(Task statement):
Pull every line that holds the word "促进学生健康成长" from the entries.

Start Material for the task

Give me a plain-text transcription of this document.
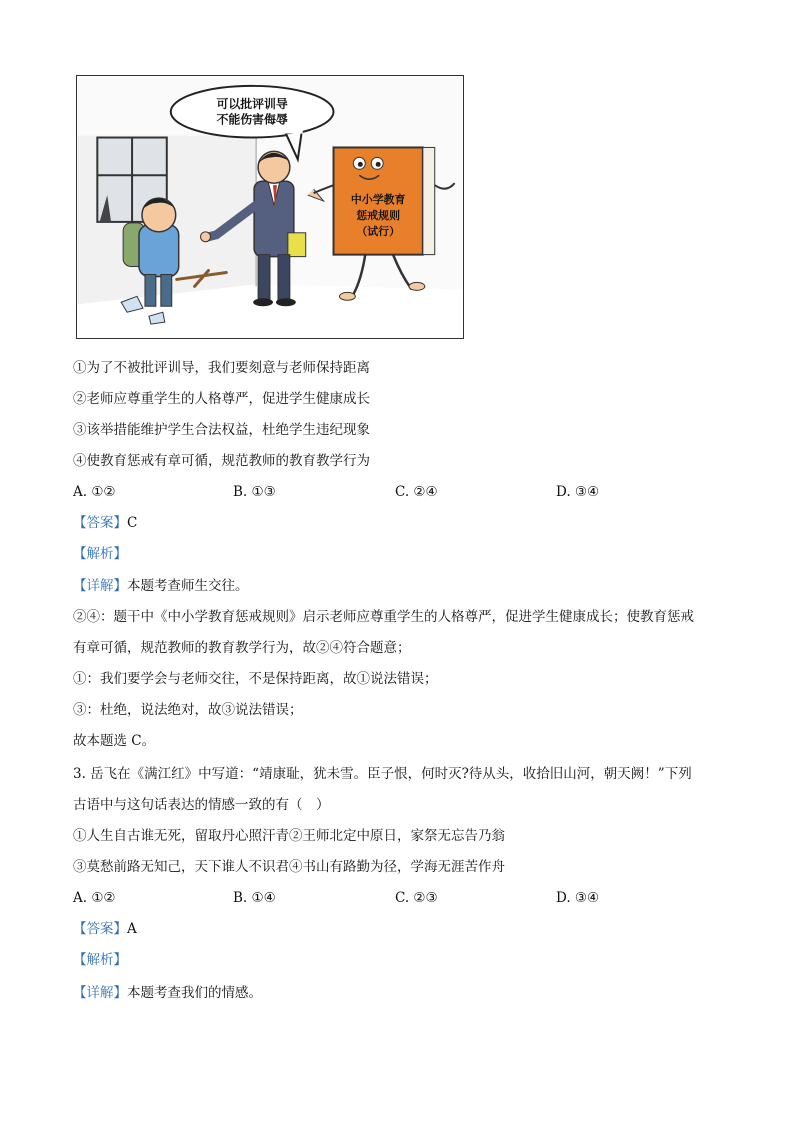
可以批评训导
不能伤害侮辱
中小学教育
惩戒规则
（试行）
①为了不被批评训导，我们要刻意与老师保持距离
②老师应尊重学生的人格尊严，促进学生健康成长
③该举措能维护学生合法权益，杜绝学生违纪现象
④使教育惩戒有章可循，规范教师的教育教学行为
A. ①②	B. ①③	C. ②④	D. ③④
【答案】C
【解析】
【详解】本题考查师生交往。
②④：题干中《中小学教育惩戒规则》启示老师应尊重学生的人格尊严，促进学生健康成长；使教育惩戒
有章可循，规范教师的教育教学行为，故②④符合题意；
①：我们要学会与老师交往，不是保持距离，故①说法错误；
③：杜绝，说法绝对，故③说法错误；
故本题选 C。
3. 岳飞在《满江红》中写道：“靖康耻，犹未雪。臣子恨，何时灭?待从头，收拾旧山河，朝天阙！”下列
古语中与这句话表达的情感一致的有（　）
①人生自古谁无死，留取丹心照汗青②王师北定中原日，家祭无忘告乃翁
③莫愁前路无知己，天下谁人不识君④书山有路勤为径，学海无涯苦作舟
A. ①②	B. ①④	C. ②③	D. ③④
【答案】A
【解析】
【详解】本题考查我们的情感。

End Material for the task

(Result of this task):
②老师应尊重学生的人格尊严，促进学生健康成长
②④：题干中《中小学教育惩戒规则》启示老师应尊重学生的人格尊严，促进学生健康成长；使教育惩戒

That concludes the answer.